= Supplied data =
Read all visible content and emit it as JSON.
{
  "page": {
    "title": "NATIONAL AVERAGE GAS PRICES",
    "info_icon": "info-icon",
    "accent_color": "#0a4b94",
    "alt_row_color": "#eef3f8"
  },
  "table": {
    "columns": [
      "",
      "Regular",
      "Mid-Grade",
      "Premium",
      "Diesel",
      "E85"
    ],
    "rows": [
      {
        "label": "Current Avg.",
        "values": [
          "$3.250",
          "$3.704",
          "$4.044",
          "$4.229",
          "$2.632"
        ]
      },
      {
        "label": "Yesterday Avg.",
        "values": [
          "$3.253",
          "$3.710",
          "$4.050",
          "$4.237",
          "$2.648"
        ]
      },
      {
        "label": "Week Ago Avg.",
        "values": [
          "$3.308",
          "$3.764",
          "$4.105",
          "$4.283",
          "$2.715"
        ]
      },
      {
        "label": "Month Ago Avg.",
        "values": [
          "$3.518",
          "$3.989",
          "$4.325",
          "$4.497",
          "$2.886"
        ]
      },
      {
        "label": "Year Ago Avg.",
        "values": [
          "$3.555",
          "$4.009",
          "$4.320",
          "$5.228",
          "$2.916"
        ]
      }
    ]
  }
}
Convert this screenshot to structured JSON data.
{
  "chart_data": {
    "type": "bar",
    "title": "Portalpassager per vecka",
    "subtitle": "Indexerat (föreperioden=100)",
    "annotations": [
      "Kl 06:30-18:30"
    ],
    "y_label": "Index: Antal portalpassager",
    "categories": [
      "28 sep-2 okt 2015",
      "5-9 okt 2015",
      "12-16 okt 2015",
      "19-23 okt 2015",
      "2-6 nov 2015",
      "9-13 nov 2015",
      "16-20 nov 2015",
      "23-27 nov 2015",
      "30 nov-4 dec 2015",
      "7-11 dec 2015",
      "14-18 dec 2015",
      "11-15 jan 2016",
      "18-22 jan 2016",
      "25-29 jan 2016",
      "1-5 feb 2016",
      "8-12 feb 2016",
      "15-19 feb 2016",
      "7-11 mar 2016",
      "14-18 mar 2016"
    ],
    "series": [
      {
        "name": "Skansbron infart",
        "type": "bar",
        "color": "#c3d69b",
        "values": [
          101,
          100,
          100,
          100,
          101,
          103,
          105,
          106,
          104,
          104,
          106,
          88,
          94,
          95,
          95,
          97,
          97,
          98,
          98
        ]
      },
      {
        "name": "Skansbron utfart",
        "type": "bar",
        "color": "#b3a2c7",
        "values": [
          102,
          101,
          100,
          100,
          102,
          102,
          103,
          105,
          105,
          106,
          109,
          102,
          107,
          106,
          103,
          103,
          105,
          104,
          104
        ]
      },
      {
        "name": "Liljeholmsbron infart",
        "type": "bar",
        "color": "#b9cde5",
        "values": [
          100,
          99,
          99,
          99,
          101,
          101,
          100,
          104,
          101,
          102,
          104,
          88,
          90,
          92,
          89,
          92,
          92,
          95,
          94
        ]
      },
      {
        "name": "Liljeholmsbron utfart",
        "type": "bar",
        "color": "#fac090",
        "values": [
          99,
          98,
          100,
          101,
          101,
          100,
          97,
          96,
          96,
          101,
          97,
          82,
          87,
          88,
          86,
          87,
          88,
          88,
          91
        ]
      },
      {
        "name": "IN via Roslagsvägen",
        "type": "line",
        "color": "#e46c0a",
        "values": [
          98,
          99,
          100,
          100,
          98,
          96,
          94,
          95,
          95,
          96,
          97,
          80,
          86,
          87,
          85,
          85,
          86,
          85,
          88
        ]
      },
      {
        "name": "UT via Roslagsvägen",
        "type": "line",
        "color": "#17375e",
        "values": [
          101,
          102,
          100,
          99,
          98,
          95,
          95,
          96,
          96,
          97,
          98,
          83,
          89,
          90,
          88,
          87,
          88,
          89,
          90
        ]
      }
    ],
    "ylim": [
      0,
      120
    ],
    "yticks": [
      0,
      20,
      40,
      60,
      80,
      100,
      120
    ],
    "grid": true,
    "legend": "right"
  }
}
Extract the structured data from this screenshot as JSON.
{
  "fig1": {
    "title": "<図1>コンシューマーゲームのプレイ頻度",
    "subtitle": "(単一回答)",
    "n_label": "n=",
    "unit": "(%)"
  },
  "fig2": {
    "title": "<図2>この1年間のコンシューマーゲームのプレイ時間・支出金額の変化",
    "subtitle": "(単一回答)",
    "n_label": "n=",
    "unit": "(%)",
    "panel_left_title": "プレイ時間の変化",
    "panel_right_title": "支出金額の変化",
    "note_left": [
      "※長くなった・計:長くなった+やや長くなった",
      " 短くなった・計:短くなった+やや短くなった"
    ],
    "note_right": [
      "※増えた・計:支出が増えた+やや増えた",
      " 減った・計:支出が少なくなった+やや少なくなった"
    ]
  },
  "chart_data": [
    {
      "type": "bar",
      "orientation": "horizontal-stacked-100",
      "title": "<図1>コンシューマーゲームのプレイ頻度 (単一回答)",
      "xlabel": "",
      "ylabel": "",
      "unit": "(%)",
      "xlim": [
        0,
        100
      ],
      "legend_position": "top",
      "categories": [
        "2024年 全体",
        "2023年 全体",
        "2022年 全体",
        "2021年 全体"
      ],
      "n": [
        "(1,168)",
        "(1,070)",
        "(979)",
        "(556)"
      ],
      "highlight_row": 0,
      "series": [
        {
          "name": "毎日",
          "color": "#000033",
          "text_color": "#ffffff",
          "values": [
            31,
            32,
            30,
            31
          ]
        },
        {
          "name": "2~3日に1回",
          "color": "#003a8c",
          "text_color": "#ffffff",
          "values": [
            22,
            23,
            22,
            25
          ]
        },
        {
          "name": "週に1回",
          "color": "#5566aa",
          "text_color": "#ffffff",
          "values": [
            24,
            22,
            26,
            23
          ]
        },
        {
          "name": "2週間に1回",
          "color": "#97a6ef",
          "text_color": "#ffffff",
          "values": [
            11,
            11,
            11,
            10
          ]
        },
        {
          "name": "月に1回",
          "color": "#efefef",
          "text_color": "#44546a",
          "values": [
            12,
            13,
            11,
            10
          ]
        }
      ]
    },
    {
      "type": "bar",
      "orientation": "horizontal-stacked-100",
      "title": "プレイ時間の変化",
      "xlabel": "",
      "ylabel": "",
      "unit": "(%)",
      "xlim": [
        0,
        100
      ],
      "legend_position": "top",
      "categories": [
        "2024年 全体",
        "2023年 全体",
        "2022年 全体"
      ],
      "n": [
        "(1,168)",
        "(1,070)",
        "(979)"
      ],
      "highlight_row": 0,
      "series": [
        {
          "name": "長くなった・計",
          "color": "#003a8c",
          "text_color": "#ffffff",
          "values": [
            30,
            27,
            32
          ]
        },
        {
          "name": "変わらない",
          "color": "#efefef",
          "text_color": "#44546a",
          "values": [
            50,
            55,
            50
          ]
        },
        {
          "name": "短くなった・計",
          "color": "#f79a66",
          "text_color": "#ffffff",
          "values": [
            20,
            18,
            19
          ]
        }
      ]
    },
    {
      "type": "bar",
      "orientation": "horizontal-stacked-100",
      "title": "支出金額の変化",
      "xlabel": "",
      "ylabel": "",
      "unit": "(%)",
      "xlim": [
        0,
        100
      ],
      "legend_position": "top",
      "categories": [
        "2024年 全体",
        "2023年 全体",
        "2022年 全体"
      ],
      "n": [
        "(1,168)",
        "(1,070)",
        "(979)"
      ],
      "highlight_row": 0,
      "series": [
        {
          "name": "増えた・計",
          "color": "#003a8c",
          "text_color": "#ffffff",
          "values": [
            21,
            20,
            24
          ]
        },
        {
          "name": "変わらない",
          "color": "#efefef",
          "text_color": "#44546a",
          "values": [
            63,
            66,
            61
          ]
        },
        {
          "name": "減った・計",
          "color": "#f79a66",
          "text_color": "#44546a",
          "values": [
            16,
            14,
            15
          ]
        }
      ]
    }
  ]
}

= Direction =
Search the data above for the string "Roslagsvägen" and copy each line that has it.

= Expected output =
        "name": "IN via Roslagsvägen",
        "name": "UT via Roslagsvägen",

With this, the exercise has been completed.